### Excerpted data

^^^^^^^^

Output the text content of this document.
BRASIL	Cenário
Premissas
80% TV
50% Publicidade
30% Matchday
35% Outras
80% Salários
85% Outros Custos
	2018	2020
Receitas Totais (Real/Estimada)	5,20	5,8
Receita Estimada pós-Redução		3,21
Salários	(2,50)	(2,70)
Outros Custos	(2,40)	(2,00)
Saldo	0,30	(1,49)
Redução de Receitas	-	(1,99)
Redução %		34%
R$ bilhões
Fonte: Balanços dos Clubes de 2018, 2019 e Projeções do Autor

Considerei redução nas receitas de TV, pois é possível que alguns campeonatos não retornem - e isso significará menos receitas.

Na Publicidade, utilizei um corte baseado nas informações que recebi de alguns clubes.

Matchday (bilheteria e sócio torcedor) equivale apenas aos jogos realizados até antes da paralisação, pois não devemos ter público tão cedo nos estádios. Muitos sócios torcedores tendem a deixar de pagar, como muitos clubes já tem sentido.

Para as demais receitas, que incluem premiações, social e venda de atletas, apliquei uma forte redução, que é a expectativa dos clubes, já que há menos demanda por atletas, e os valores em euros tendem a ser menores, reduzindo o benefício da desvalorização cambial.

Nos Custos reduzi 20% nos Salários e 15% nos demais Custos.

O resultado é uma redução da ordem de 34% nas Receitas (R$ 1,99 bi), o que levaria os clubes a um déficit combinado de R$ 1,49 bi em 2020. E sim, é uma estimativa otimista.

^^^^^^^^

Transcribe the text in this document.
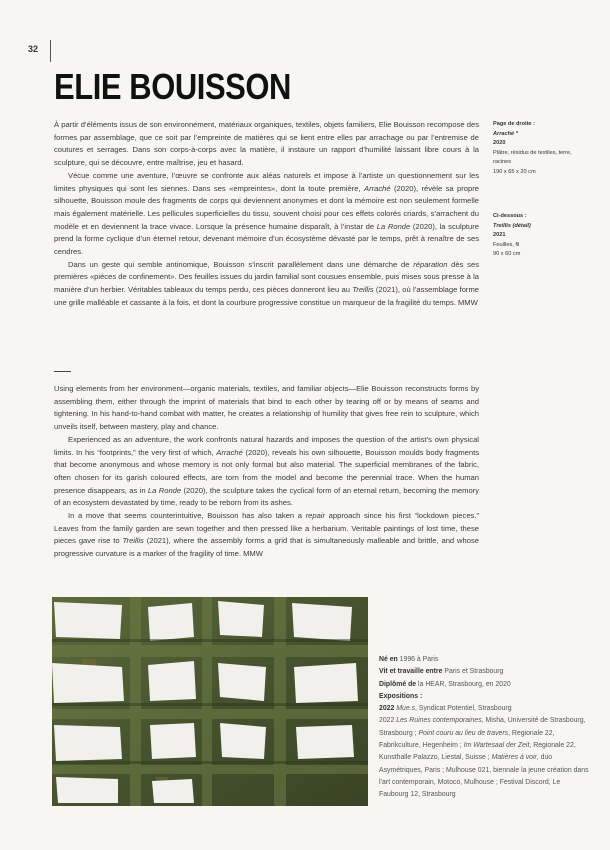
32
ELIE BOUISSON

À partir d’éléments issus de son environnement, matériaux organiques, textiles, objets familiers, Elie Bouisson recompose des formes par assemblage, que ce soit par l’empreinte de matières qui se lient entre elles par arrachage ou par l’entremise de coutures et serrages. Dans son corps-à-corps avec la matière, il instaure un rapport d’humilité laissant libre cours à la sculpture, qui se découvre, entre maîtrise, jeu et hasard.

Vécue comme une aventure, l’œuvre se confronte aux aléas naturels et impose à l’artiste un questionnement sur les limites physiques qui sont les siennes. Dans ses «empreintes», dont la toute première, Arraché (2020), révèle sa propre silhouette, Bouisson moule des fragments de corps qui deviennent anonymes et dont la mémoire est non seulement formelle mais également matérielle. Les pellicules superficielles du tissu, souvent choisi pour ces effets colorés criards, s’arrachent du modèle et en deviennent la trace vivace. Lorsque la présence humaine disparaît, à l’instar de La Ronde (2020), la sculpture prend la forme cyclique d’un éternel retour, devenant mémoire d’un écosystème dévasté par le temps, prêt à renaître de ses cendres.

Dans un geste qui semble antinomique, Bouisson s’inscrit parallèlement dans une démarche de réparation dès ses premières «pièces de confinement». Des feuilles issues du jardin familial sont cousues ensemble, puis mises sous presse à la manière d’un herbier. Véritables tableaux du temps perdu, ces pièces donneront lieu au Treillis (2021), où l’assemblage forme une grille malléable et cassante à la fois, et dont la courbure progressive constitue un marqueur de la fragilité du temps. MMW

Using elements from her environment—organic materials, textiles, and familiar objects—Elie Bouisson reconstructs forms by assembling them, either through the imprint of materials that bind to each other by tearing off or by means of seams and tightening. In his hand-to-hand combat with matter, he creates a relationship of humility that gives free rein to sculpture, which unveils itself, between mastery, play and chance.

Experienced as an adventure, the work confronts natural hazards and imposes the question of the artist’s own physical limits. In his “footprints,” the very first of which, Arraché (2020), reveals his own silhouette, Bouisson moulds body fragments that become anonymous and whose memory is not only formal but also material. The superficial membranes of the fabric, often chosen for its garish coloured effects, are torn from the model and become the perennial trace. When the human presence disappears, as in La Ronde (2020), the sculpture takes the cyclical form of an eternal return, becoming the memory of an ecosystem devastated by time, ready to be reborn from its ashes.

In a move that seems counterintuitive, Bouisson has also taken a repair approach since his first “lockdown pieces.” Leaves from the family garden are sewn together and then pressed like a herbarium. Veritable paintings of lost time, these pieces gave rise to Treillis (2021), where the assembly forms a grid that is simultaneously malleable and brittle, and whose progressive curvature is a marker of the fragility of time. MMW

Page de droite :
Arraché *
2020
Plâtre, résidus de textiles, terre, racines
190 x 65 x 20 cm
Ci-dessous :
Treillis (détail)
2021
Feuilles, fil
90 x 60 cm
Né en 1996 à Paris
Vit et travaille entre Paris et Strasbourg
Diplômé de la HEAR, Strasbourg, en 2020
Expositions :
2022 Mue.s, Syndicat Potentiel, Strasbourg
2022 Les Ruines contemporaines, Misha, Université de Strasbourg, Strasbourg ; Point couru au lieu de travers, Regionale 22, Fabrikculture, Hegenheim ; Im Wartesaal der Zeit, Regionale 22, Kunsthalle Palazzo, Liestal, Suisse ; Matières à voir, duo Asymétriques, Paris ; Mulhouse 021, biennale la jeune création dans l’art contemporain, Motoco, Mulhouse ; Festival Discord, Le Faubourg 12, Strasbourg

^^^^^^^^

Whichever lines contain the string "entre", select and copy them.

### Correct response
À partir d’éléments issus de son environnement, matériaux organiques, textiles, objets familiers, Elie Bouisson recompose des formes par assemblage, que ce soit par l’empreinte de matières qui se lient entre elles par arrachage ou par l’entremise de coutures et serrages. Dans son corps-à-corps avec la matière, il instaure un rapport d’humilité laissant libre cours à la sculpture, qui se découvre, entre maîtrise, jeu et hasard.
Vit et travaille entre Paris et Strasbourg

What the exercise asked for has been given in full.